Recorded data
=-=-=-=-=

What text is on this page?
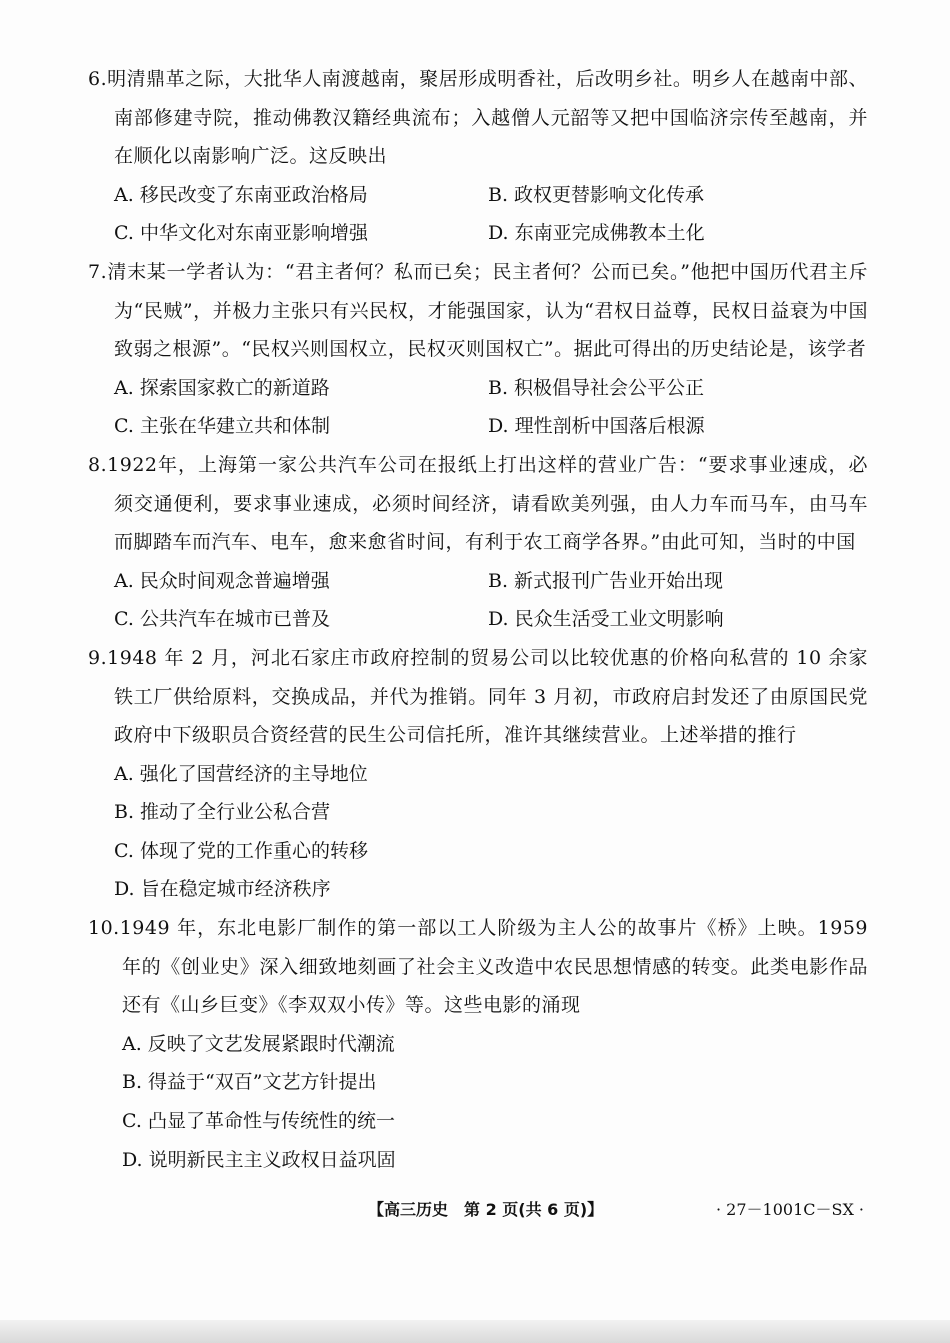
6.明清鼎革之际，大批华人南渡越南，聚居形成明香社，后改明乡社。明乡人在越南中部、南部修建寺院，推动佛教汉籍经典流布；入越僧人元韶等又把中国临济宗传至越南，并在顺化以南影响广泛。这反映出
A. 移民改变了东南亚政治格局	B. 政权更替影响文化传承
C. 中华文化对东南亚影响增强	D. 东南亚完成佛教本土化
7.清末某一学者认为：“君主者何？私而已矣；民主者何？公而已矣。”他把中国历代君主斥为“民贼”，并极力主张只有兴民权，才能强国家，认为“君权日益尊，民权日益衰为中国致弱之根源”。“民权兴则国权立，民权灭则国权亡”。据此可得出的历史结论是，该学者
A. 探索国家救亡的新道路	B. 积极倡导社会公平公正
C. 主张在华建立共和体制	D. 理性剖析中国落后根源
8.1922年，上海第一家公共汽车公司在报纸上打出这样的营业广告：“要求事业速成，必须交通便利，要求事业速成，必须时间经济，请看欧美列强，由人力车而马车，由马车而脚踏车而汽车、电车，愈来愈省时间，有利于农工商学各界。”由此可知，当时的中国
A. 民众时间观念普遍增强	B. 新式报刊广告业开始出现
C. 公共汽车在城市已普及	D. 民众生活受工业文明影响
9.1948 年 2 月，河北石家庄市政府控制的贸易公司以比较优惠的价格向私营的 10 余家铁工厂供给原料，交换成品，并代为推销。同年 3 月初，市政府启封发还了由原国民党政府中下级职员合资经营的民生公司信托所，准许其继续营业。上述举措的推行
A. 强化了国营经济的主导地位
B. 推动了全行业公私合营
C. 体现了党的工作重心的转移
D. 旨在稳定城市经济秩序
10.1949 年，东北电影厂制作的第一部以工人阶级为主人公的故事片《桥》上映。1959 年的《创业史》深入细致地刻画了社会主义改造中农民思想情感的转变。此类电影作品还有《山乡巨变》《李双双小传》等。这些电影的涌现
A. 反映了文艺发展紧跟时代潮流
B. 得益于“双百”文艺方针提出
C. 凸显了革命性与传统性的统一
D. 说明新民主主义政权日益巩固
【高三历史　第 2 页(共 6 页)】	· 27－1001C－SX ·
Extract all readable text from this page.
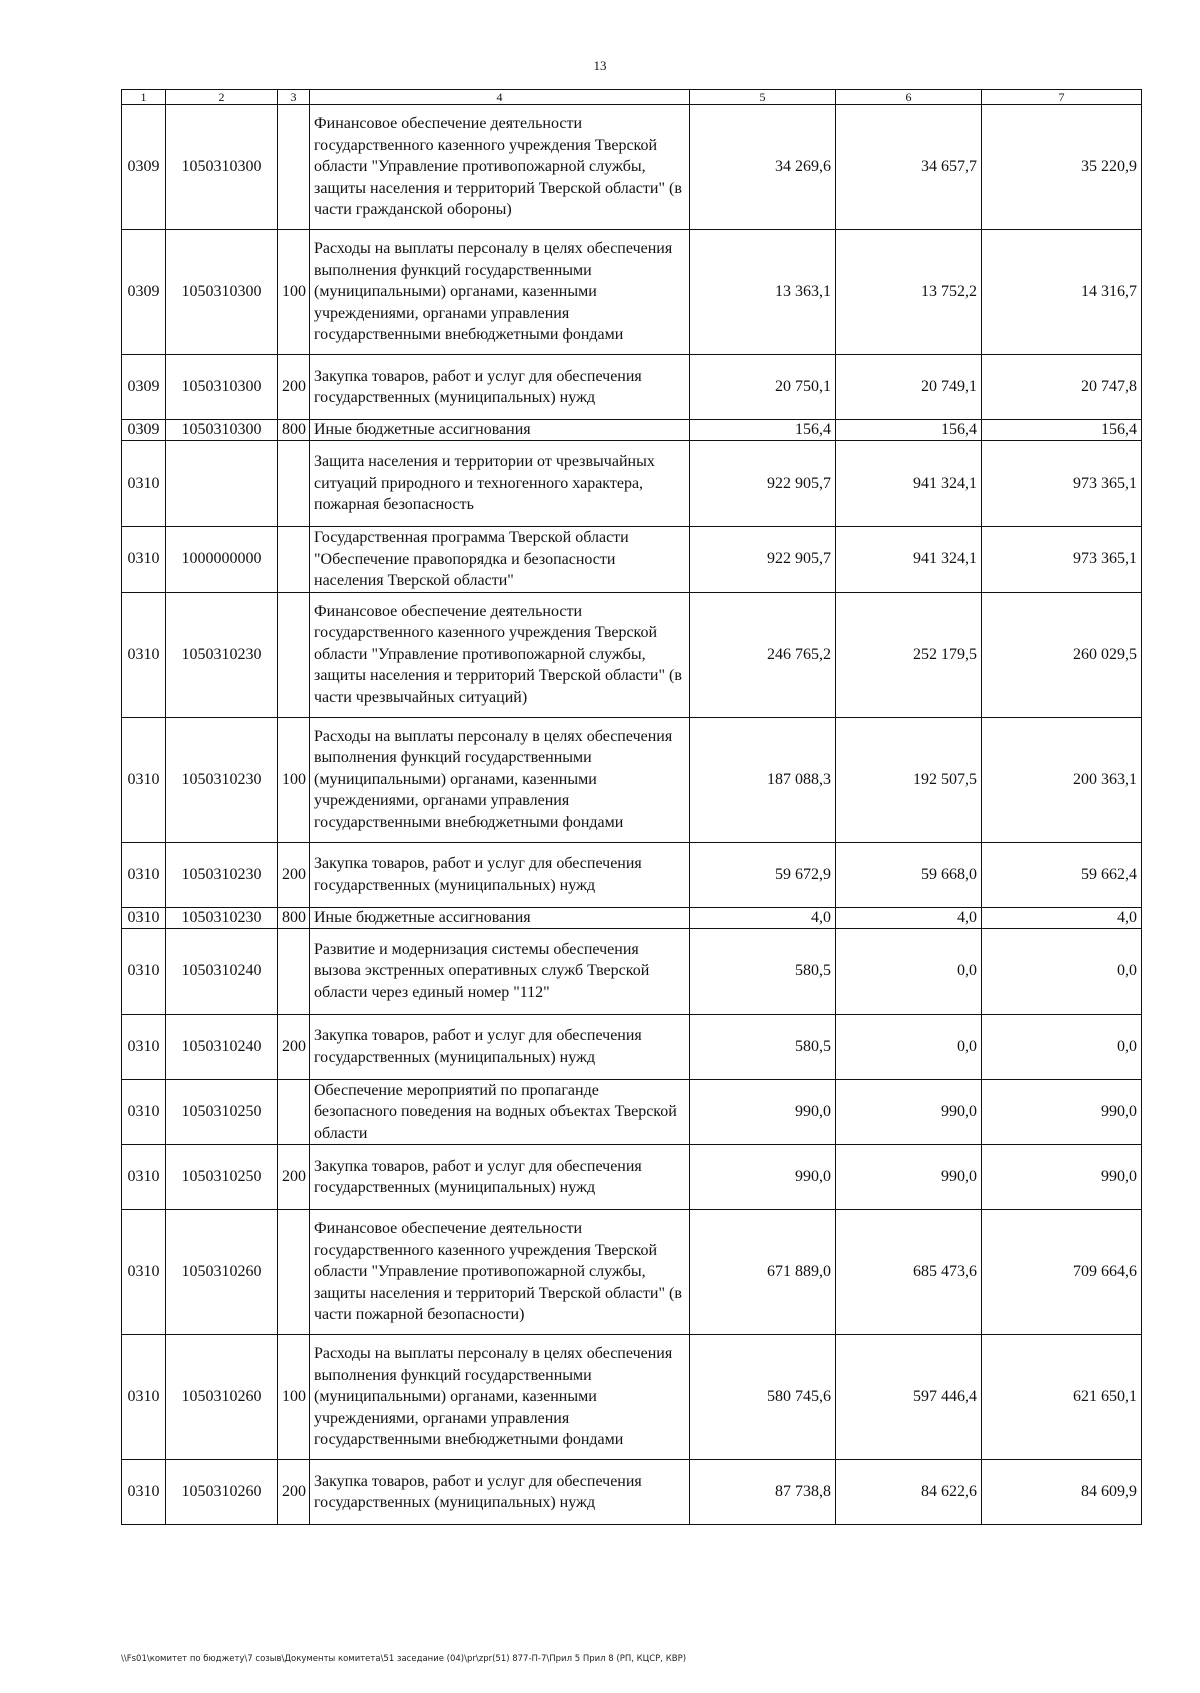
13
1	2	3	4	5	6	7
0309	1050310300		Финансовое обеспечение деятельности государственного казенного учреждения Тверской области "Управление противопожарной службы, защиты населения и территорий Тверской области" (в части гражданской обороны)	34 269,6	34 657,7	35 220,9
0309	1050310300	100	Расходы на выплаты персоналу в целях обеспечения выполнения функций государственными (муниципальными) органами, казенными учреждениями, органами управления государственными внебюджетными фондами	13 363,1	13 752,2	14 316,7
0309	1050310300	200	Закупка товаров, работ и услуг для обеспечения государственных (муниципальных) нужд	20 750,1	20 749,1	20 747,8
0309	1050310300	800	Иные бюджетные ассигнования	156,4	156,4	156,4
0310			Защита населения и территории от чрезвычайных ситуаций природного и техногенного характера, пожарная безопасность	922 905,7	941 324,1	973 365,1
0310	1000000000		Государственная программа Тверской области "Обеспечение правопорядка и безопасности населения Тверской области"	922 905,7	941 324,1	973 365,1
0310	1050310230		Финансовое обеспечение деятельности государственного казенного учреждения Тверской области "Управление противопожарной службы, защиты населения и территорий Тверской области" (в части чрезвычайных ситуаций)	246 765,2	252 179,5	260 029,5
0310	1050310230	100	Расходы на выплаты персоналу в целях обеспечения выполнения функций государственными (муниципальными) органами, казенными учреждениями, органами управления государственными внебюджетными фондами	187 088,3	192 507,5	200 363,1
0310	1050310230	200	Закупка товаров, работ и услуг для обеспечения государственных (муниципальных) нужд	59 672,9	59 668,0	59 662,4
0310	1050310230	800	Иные бюджетные ассигнования	4,0	4,0	4,0
0310	1050310240		Развитие и модернизация системы обеспечения вызова экстренных оперативных служб Тверской области через единый номер "112"	580,5	0,0	0,0
0310	1050310240	200	Закупка товаров, работ и услуг для обеспечения государственных (муниципальных) нужд	580,5	0,0	0,0
0310	1050310250		Обеспечение мероприятий по пропаганде безопасного поведения на водных объектах Тверской области	990,0	990,0	990,0
0310	1050310250	200	Закупка товаров, работ и услуг для обеспечения государственных (муниципальных) нужд	990,0	990,0	990,0
0310	1050310260		Финансовое обеспечение деятельности государственного казенного учреждения Тверской области "Управление противопожарной службы, защиты населения и территорий Тверской области" (в части пожарной безопасности)	671 889,0	685 473,6	709 664,6
0310	1050310260	100	Расходы на выплаты персоналу в целях обеспечения выполнения функций государственными (муниципальными) органами, казенными учреждениями, органами управления государственными внебюджетными фондами	580 745,6	597 446,4	621 650,1
0310	1050310260	200	Закупка товаров, работ и услуг для обеспечения государственных (муниципальных) нужд	87 738,8	84 622,6	84 609,9
\\Fs01\комитет по бюджету\7 созыв\Документы комитета\51 заседание (04)\pr\zpr(51) 877-П-7\Прил 5 Прил 8 (РП, КЦСР, КВР)
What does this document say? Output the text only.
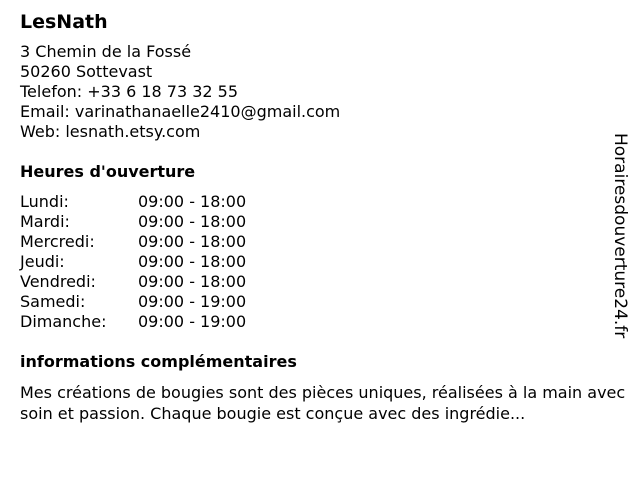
LesNath
3 Chemin de la Fossé
50260 Sottevast
Telefon: +33 6 18 73 32 55
Email: varinathanaelle2410@gmail.com
Web: lesnath.etsy.com
Heures d'ouverture
Lundi:	09:00 - 18:00
Mardi:	09:00 - 18:00
Mercredi:	09:00 - 18:00
Jeudi:	09:00 - 18:00
Vendredi:	09:00 - 18:00
Samedi:	09:00 - 19:00
Dimanche:	09:00 - 19:00
informations complémentaires
Mes créations de bougies sont des pièces uniques, réalisées à la main avec soin et passion. Chaque bougie est conçue avec des ingrédie...
Horairesdouverture24.fr
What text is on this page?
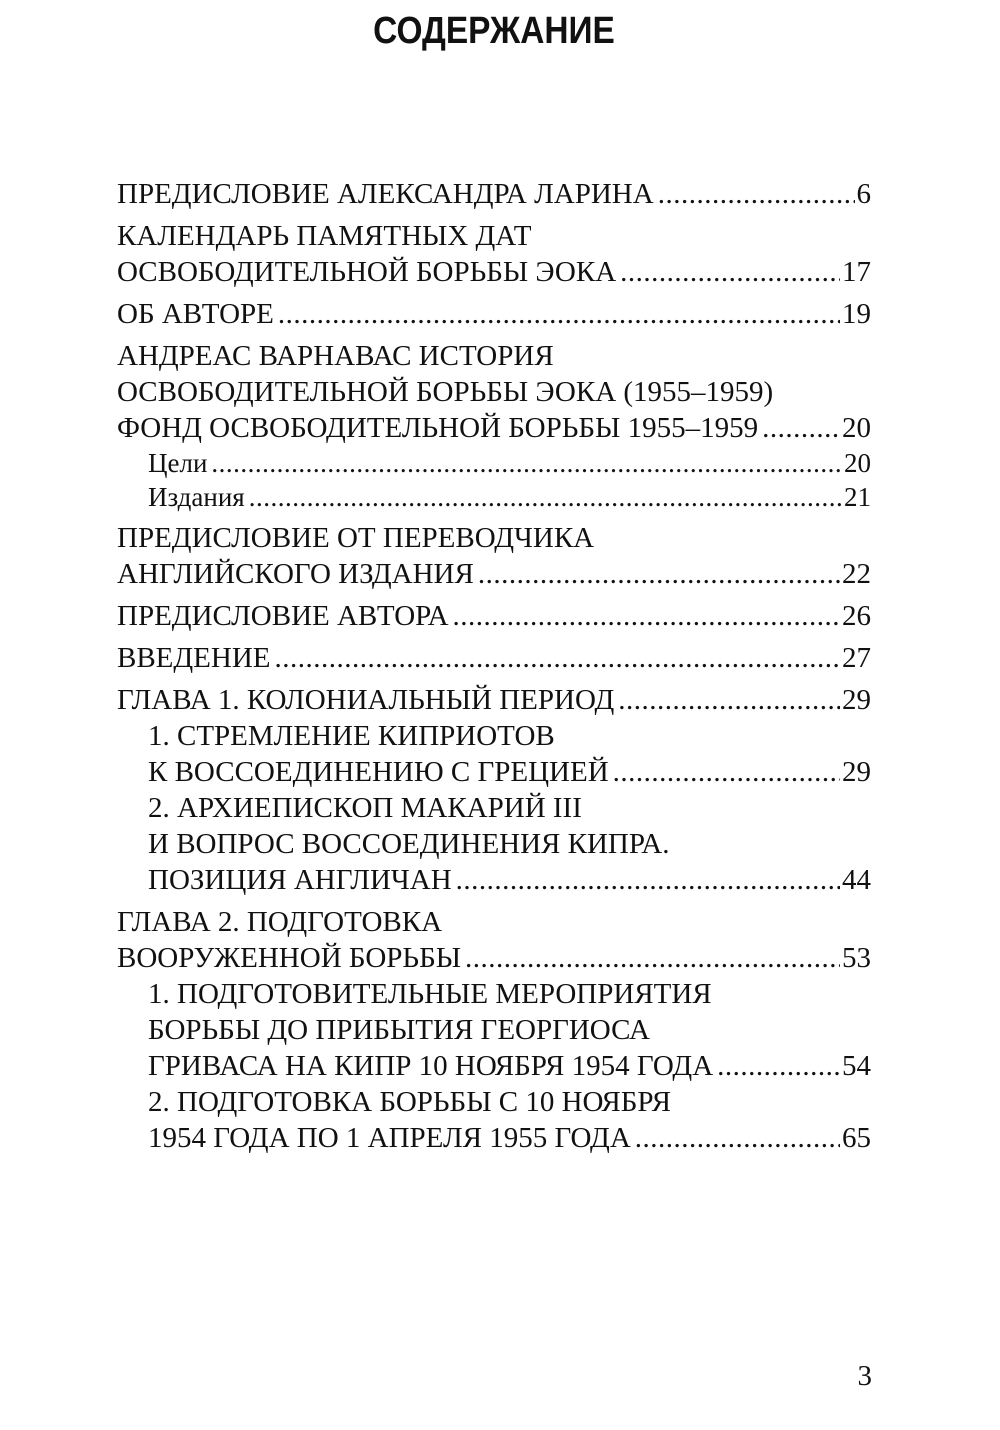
СОДЕРЖАНИЕ
ПРЕДИСЛОВИЕ АЛЕКСАНДРА ЛАРИНА .....	6
КАЛЕНДАРЬ ПАМЯТНЫХ ДАТ
ОСВОБОДИТЕЛЬНОЙ БОРЬБЫ ЭОКА .....	17
ОБ АВТОРЕ .....	19
АНДРЕАС ВАРНАВАС ИСТОРИЯ
ОСВОБОДИТЕЛЬНОЙ БОРЬБЫ ЭОКА (1955–1959)
ФОНД ОСВОБОДИТЕЛЬНОЙ БОРЬБЫ 1955–1959 .....	20
Цели .....	20
Издания .....	21
ПРЕДИСЛОВИЕ ОТ ПЕРЕВОДЧИКА
АНГЛИЙСКОГО ИЗДАНИЯ .....	22
ПРЕДИСЛОВИЕ АВТОРА .....	26
ВВЕДЕНИЕ .....	27
ГЛАВА 1. КОЛОНИАЛЬНЫЙ ПЕРИОД .....	29
1. СТРЕМЛЕНИЕ КИПРИОТОВ
К ВОССОЕДИНЕНИЮ С ГРЕЦИЕЙ .....	29
2. АРХИЕПИСКОП МАКАРИЙ III
И ВОПРОС ВОССОЕДИНЕНИЯ КИПРА.
ПОЗИЦИЯ АНГЛИЧАН .....	44
ГЛАВА 2. ПОДГОТОВКА
ВООРУЖЕННОЙ БОРЬБЫ .....	53
1. ПОДГОТОВИТЕЛЬНЫЕ МЕРОПРИЯТИЯ
БОРЬБЫ ДО ПРИБЫТИЯ ГЕОРГИОСА
ГРИВАСА НА КИПР 10 НОЯБРЯ 1954 ГОДА .....	54
2. ПОДГОТОВКА БОРЬБЫ С 10 НОЯБРЯ
1954 ГОДА ПО 1 АПРЕЛЯ 1955 ГОДА .....	65
3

=-=-=-=-=

Task description:
Determine how many lines above contain "ситуаций" as a word or string. Give the number alone.

Final result:
2